**What you will do**
Copy every row below verbatim, line for line, with no changes.

**Given entries**
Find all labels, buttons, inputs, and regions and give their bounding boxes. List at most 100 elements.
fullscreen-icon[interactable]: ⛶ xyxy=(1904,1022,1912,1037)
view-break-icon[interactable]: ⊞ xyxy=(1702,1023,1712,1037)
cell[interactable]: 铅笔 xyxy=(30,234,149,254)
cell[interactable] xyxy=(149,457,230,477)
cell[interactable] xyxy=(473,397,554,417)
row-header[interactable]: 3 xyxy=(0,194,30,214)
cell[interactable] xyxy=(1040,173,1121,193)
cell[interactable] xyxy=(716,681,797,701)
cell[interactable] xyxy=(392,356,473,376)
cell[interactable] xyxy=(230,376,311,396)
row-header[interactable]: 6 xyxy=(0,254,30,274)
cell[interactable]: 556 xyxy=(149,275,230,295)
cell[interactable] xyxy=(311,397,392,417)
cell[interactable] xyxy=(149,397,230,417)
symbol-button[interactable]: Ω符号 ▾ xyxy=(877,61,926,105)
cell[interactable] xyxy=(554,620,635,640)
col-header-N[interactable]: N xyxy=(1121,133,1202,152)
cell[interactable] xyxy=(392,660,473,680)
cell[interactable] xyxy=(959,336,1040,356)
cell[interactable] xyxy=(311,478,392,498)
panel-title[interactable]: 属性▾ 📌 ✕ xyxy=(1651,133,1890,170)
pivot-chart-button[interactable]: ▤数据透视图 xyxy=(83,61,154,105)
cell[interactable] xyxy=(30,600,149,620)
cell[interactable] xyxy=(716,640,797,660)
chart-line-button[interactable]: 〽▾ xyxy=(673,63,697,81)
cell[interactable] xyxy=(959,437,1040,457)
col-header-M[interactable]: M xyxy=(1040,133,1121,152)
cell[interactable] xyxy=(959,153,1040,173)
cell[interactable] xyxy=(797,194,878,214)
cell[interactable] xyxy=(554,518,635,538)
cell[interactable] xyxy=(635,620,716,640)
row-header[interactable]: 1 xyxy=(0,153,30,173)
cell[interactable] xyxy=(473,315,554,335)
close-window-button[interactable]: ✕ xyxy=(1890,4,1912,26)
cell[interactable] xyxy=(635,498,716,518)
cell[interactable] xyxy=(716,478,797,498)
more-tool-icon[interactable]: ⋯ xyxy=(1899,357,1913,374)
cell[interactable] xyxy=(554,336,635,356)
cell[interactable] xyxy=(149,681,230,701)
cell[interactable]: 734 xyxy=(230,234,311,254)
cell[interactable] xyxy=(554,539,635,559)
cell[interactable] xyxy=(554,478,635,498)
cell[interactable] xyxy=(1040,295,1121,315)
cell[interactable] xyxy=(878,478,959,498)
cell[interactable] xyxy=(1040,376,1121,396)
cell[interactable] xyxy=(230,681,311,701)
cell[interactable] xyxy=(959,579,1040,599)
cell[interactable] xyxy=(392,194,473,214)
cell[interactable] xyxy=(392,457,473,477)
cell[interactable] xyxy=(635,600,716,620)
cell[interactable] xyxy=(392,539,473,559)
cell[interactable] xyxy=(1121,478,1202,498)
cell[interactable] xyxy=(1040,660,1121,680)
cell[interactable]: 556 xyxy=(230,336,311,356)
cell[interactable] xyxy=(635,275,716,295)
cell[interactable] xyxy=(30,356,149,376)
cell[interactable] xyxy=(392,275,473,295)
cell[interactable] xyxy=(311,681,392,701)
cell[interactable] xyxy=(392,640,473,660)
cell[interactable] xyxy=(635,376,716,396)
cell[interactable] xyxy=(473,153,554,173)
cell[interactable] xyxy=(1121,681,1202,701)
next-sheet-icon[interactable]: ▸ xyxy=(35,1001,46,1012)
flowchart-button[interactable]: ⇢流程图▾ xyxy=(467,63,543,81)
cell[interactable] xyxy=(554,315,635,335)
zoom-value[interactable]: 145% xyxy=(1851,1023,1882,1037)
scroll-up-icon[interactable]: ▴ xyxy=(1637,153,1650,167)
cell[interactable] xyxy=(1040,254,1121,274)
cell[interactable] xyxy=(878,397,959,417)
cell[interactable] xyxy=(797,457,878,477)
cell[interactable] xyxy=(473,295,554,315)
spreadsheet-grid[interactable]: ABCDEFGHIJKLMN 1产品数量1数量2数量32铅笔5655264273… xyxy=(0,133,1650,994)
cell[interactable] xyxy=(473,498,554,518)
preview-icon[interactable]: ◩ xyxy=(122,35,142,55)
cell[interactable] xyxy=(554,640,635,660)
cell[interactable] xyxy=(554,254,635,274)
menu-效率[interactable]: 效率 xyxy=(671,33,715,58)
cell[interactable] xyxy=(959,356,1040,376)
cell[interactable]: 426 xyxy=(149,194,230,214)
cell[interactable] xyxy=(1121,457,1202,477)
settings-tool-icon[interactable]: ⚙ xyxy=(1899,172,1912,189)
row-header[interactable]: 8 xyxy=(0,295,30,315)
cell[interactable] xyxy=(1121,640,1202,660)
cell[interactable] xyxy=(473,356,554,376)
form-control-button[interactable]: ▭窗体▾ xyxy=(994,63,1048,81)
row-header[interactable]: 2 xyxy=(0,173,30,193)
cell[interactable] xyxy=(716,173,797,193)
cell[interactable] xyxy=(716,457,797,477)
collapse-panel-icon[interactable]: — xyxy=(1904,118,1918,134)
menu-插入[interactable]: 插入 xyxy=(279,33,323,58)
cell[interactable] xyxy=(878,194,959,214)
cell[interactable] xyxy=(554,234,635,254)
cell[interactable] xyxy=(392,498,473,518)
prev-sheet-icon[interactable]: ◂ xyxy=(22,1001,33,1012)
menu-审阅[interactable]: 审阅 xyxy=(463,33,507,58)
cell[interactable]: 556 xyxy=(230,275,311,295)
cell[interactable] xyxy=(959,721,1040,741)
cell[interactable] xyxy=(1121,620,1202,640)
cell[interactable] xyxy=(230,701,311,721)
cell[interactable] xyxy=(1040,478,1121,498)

**Correct response**
Find all labels, buttons, inputs, and regions and give their bounding boxes. List at most 100 elements.
fullscreen-icon[interactable]: ⛶ xyxy=(1904,1022,1912,1037)
view-break-icon[interactable]: ⊞ xyxy=(1702,1023,1712,1037)
cell[interactable]: 铅笔 xyxy=(30,234,149,254)
cell[interactable] xyxy=(149,457,230,477)
cell[interactable] xyxy=(473,397,554,417)
row-header[interactable]: 3 xyxy=(0,194,30,214)
cell[interactable] xyxy=(1040,173,1121,193)
cell[interactable] xyxy=(716,681,797,701)
cell[interactable] xyxy=(392,356,473,376)
cell[interactable] xyxy=(230,376,311,396)
row-header[interactable]: 6 xyxy=(0,254,30,274)
cell[interactable]: 556 xyxy=(149,275,230,295)
cell[interactable] xyxy=(311,397,392,417)
cell[interactable] xyxy=(149,397,230,417)
symbol-button[interactable]: Ω符号 ▾ xyxy=(877,61,926,105)
cell[interactable] xyxy=(554,620,635,640)
col-header-N[interactable]: N xyxy=(1121,133,1202,152)
cell[interactable] xyxy=(392,660,473,680)
cell[interactable] xyxy=(959,336,1040,356)
cell[interactable] xyxy=(311,478,392,498)
panel-title[interactable]: 属性▾ 📌 ✕ xyxy=(1651,133,1890,170)
pivot-chart-button[interactable]: ▤数据透视图 xyxy=(83,61,154,105)
cell[interactable] xyxy=(30,600,149,620)
cell[interactable] xyxy=(716,640,797,660)
chart-line-button[interactable]: 〽▾ xyxy=(673,63,697,81)
cell[interactable] xyxy=(959,437,1040,457)
col-header-M[interactable]: M xyxy=(1040,133,1121,152)
cell[interactable] xyxy=(959,153,1040,173)
cell[interactable] xyxy=(797,194,878,214)
cell[interactable] xyxy=(554,518,635,538)
cell[interactable] xyxy=(635,620,716,640)
row-header[interactable]: 1 xyxy=(0,153,30,173)
cell[interactable] xyxy=(473,315,554,335)
close-window-button[interactable]: ✕ xyxy=(1890,4,1912,26)
cell[interactable] xyxy=(635,498,716,518)
cell[interactable] xyxy=(716,478,797,498)
more-tool-icon[interactable]: ⋯ xyxy=(1899,357,1913,374)
cell[interactable] xyxy=(554,336,635,356)
cell[interactable] xyxy=(149,681,230,701)
cell[interactable]: 734 xyxy=(230,234,311,254)
cell[interactable] xyxy=(554,539,635,559)
cell[interactable] xyxy=(554,478,635,498)
cell[interactable] xyxy=(1040,295,1121,315)
cell[interactable] xyxy=(878,478,959,498)
cell[interactable] xyxy=(1040,376,1121,396)
cell[interactable] xyxy=(230,681,311,701)
cell[interactable] xyxy=(959,579,1040,599)
cell[interactable] xyxy=(392,194,473,214)
cell[interactable] xyxy=(392,457,473,477)
cell[interactable] xyxy=(635,600,716,620)
cell[interactable] xyxy=(392,539,473,559)
cell[interactable] xyxy=(1121,478,1202,498)
cell[interactable] xyxy=(1040,660,1121,680)
cell[interactable]: 556 xyxy=(230,336,311,356)
cell[interactable] xyxy=(635,275,716,295)
cell[interactable] xyxy=(30,356,149,376)
cell[interactable] xyxy=(392,275,473,295)
cell[interactable] xyxy=(311,681,392,701)
cell[interactable] xyxy=(392,640,473,660)
cell[interactable] xyxy=(635,376,716,396)
cell[interactable] xyxy=(473,153,554,173)
cell[interactable] xyxy=(1121,681,1202,701)
next-sheet-icon[interactable]: ▸ xyxy=(35,1001,46,1012)
flowchart-button[interactable]: ⇢流程图▾ xyxy=(467,63,543,81)
cell[interactable] xyxy=(554,315,635,335)
zoom-value[interactable]: 145% xyxy=(1851,1023,1882,1037)
scroll-up-icon[interactable]: ▴ xyxy=(1637,153,1650,167)
cell[interactable] xyxy=(1040,254,1121,274)
cell[interactable] xyxy=(878,397,959,417)
cell[interactable] xyxy=(797,457,878,477)
cell[interactable] xyxy=(473,295,554,315)
spreadsheet-grid[interactable]: ABCDEFGHIJKLMN 1产品数量1数量2数量32铅笔5655264273… xyxy=(0,133,1650,994)
cell[interactable] xyxy=(473,498,554,518)
preview-icon[interactable]: ◩ xyxy=(122,35,142,55)
cell[interactable] xyxy=(554,640,635,660)
cell[interactable] xyxy=(554,254,635,274)
menu-效率[interactable]: 效率 xyxy=(671,33,715,58)
cell[interactable] xyxy=(959,356,1040,376)
cell[interactable]: 426 xyxy=(149,194,230,214)
cell[interactable] xyxy=(1121,457,1202,477)
settings-tool-icon[interactable]: ⚙ xyxy=(1899,172,1912,189)
row-header[interactable]: 8 xyxy=(0,295,30,315)
cell[interactable] xyxy=(1121,640,1202,660)
cell[interactable] xyxy=(473,356,554,376)
form-control-button[interactable]: ▭窗体▾ xyxy=(994,63,1048,81)
row-header[interactable]: 2 xyxy=(0,173,30,193)
cell[interactable] xyxy=(716,173,797,193)
cell[interactable] xyxy=(716,457,797,477)
collapse-panel-icon[interactable]: — xyxy=(1904,118,1918,134)
menu-插入[interactable]: 插入 xyxy=(279,33,323,58)
cell[interactable] xyxy=(878,194,959,214)
cell[interactable] xyxy=(554,234,635,254)
cell[interactable] xyxy=(392,498,473,518)
prev-sheet-icon[interactable]: ◂ xyxy=(22,1001,33,1012)
menu-审阅[interactable]: 审阅 xyxy=(463,33,507,58)
cell[interactable]: 556 xyxy=(230,275,311,295)
cell[interactable] xyxy=(959,721,1040,741)
cell[interactable] xyxy=(1121,620,1202,640)
cell[interactable] xyxy=(230,701,311,721)
cell[interactable] xyxy=(1040,478,1121,498)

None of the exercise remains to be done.